*Input material*
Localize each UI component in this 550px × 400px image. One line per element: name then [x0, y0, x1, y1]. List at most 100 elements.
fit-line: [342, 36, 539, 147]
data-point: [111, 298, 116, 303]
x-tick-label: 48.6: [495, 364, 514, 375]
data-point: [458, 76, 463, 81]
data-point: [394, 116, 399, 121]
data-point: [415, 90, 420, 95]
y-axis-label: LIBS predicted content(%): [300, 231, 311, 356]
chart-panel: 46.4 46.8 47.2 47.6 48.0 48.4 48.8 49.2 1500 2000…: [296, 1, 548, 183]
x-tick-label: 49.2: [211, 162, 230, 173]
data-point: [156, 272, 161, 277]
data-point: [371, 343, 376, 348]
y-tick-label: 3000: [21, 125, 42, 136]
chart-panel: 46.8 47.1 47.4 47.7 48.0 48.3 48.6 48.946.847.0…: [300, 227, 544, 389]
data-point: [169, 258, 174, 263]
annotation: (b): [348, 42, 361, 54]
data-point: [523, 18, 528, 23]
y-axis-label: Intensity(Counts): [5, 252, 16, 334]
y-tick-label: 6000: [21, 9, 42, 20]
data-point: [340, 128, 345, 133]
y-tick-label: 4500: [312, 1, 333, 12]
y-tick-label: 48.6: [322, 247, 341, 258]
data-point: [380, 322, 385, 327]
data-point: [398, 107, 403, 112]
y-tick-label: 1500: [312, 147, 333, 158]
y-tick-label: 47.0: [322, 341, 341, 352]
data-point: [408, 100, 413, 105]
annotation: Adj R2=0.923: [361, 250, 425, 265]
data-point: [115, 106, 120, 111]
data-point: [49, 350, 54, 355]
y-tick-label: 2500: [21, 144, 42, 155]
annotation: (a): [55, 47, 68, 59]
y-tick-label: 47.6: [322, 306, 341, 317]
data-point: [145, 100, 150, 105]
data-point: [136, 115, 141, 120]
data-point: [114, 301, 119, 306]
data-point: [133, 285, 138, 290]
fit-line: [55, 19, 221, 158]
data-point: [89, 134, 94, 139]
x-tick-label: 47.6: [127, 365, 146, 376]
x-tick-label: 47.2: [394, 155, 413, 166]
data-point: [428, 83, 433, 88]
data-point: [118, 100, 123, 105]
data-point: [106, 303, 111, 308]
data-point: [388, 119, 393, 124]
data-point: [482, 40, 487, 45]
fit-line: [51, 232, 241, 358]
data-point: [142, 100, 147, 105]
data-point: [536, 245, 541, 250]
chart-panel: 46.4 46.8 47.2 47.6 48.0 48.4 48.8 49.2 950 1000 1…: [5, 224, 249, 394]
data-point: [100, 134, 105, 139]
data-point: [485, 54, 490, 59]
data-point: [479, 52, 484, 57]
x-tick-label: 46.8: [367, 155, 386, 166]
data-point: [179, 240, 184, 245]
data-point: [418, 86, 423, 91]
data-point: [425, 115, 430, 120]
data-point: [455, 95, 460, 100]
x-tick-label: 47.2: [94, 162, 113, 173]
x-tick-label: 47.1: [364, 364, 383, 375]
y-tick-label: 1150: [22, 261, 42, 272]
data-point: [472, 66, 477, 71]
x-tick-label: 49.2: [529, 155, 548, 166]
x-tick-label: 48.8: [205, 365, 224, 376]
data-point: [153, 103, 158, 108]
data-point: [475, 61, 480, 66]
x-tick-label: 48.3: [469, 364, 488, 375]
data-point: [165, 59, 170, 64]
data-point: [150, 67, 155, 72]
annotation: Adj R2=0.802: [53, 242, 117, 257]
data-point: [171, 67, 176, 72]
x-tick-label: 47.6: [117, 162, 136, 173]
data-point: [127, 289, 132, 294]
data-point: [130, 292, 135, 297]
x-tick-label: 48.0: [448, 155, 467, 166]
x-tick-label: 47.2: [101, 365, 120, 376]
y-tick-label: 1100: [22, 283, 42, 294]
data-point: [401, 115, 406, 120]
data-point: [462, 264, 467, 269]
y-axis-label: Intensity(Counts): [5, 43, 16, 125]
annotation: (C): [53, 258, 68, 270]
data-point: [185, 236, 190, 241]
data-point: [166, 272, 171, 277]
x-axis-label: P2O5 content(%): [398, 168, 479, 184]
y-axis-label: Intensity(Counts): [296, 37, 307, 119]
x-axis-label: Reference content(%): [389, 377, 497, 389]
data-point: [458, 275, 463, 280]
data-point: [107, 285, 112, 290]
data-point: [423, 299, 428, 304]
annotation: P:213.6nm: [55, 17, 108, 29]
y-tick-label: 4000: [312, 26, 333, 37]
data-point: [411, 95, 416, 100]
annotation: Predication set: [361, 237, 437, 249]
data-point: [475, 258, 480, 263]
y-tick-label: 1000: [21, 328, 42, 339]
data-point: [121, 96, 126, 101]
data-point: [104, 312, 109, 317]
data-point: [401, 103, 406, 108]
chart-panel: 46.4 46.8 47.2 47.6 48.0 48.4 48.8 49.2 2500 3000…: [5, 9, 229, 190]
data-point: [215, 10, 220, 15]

*Given instruction*
Rename every "fit-line" in the data above to "regression-line" and reproduce all the lines with nothing else changed.

*Solved exercise*
Localize each UI component in this 550px × 400px image. One line per element: name then [x0, y0, x1, y1]. List at most 100 elements.
regression-line: [342, 36, 539, 147]
data-point: [111, 298, 116, 303]
x-tick-label: 48.6: [495, 364, 514, 375]
data-point: [458, 76, 463, 81]
data-point: [394, 116, 399, 121]
data-point: [415, 90, 420, 95]
y-axis-label: LIBS predicted content(%): [300, 231, 311, 356]
chart-panel: 46.4 46.8 47.2 47.6 48.0 48.4 48.8 49.2 1500 2000…: [296, 1, 548, 183]
x-tick-label: 49.2: [211, 162, 230, 173]
data-point: [156, 272, 161, 277]
data-point: [371, 343, 376, 348]
y-tick-label: 3000: [21, 125, 42, 136]
chart-panel: 46.8 47.1 47.4 47.7 48.0 48.3 48.6 48.946.847.0…: [300, 227, 544, 389]
data-point: [169, 258, 174, 263]
annotation: (b): [348, 42, 361, 54]
data-point: [523, 18, 528, 23]
y-axis-label: Intensity(Counts): [5, 252, 16, 334]
y-tick-label: 6000: [21, 9, 42, 20]
data-point: [340, 128, 345, 133]
y-tick-label: 4500: [312, 1, 333, 12]
y-tick-label: 48.6: [322, 247, 341, 258]
data-point: [380, 322, 385, 327]
data-point: [398, 107, 403, 112]
y-tick-label: 1500: [312, 147, 333, 158]
y-tick-label: 47.0: [322, 341, 341, 352]
data-point: [408, 100, 413, 105]
annotation: Adj R2=0.923: [361, 250, 425, 265]
data-point: [115, 106, 120, 111]
data-point: [49, 350, 54, 355]
y-tick-label: 2500: [21, 144, 42, 155]
annotation: (a): [55, 47, 68, 59]
y-tick-label: 47.6: [322, 306, 341, 317]
data-point: [145, 100, 150, 105]
data-point: [136, 115, 141, 120]
data-point: [114, 301, 119, 306]
data-point: [133, 285, 138, 290]
regression-line: [55, 19, 221, 158]
data-point: [89, 134, 94, 139]
x-tick-label: 47.6: [127, 365, 146, 376]
x-tick-label: 47.2: [394, 155, 413, 166]
data-point: [428, 83, 433, 88]
data-point: [118, 100, 123, 105]
data-point: [106, 303, 111, 308]
data-point: [388, 119, 393, 124]
data-point: [482, 40, 487, 45]
regression-line: [51, 232, 241, 358]
data-point: [142, 100, 147, 105]
data-point: [536, 245, 541, 250]
chart-panel: 46.4 46.8 47.2 47.6 48.0 48.4 48.8 49.2 950 1000 1…: [5, 224, 249, 394]
data-point: [100, 134, 105, 139]
data-point: [485, 54, 490, 59]
data-point: [479, 52, 484, 57]
x-tick-label: 46.8: [367, 155, 386, 166]
data-point: [179, 240, 184, 245]
data-point: [418, 86, 423, 91]
data-point: [425, 115, 430, 120]
data-point: [455, 95, 460, 100]
x-tick-label: 47.2: [94, 162, 113, 173]
x-tick-label: 47.1: [364, 364, 383, 375]
y-tick-label: 1150: [22, 261, 42, 272]
data-point: [472, 66, 477, 71]
x-tick-label: 49.2: [529, 155, 548, 166]
x-tick-label: 48.8: [205, 365, 224, 376]
data-point: [153, 103, 158, 108]
data-point: [475, 61, 480, 66]
x-tick-label: 48.3: [469, 364, 488, 375]
data-point: [165, 59, 170, 64]
data-point: [150, 67, 155, 72]
annotation: Adj R2=0.802: [53, 242, 117, 257]
data-point: [171, 67, 176, 72]
x-tick-label: 47.6: [117, 162, 136, 173]
data-point: [127, 289, 132, 294]
data-point: [130, 292, 135, 297]
x-tick-label: 48.0: [448, 155, 467, 166]
x-tick-label: 47.2: [101, 365, 120, 376]
y-tick-label: 1100: [22, 283, 42, 294]
data-point: [401, 115, 406, 120]
data-point: [462, 264, 467, 269]
y-axis-label: Intensity(Counts): [5, 43, 16, 125]
annotation: (C): [53, 258, 68, 270]
data-point: [185, 236, 190, 241]
data-point: [166, 272, 171, 277]
x-axis-label: P2O5 content(%): [398, 168, 479, 184]
y-axis-label: Intensity(Counts): [296, 37, 307, 119]
x-axis-label: Reference content(%): [389, 377, 497, 389]
data-point: [458, 275, 463, 280]
data-point: [107, 285, 112, 290]
data-point: [423, 299, 428, 304]
annotation: P:213.6nm: [55, 17, 108, 29]
y-tick-label: 4000: [312, 26, 333, 37]
data-point: [411, 95, 416, 100]
annotation: Predication set: [361, 237, 437, 249]
data-point: [475, 258, 480, 263]
y-tick-label: 1000: [21, 328, 42, 339]
data-point: [121, 96, 126, 101]
data-point: [104, 312, 109, 317]
data-point: [401, 103, 406, 108]
chart-panel: 46.4 46.8 47.2 47.6 48.0 48.4 48.8 49.2 2500 3000…: [5, 9, 229, 190]
data-point: [215, 10, 220, 15]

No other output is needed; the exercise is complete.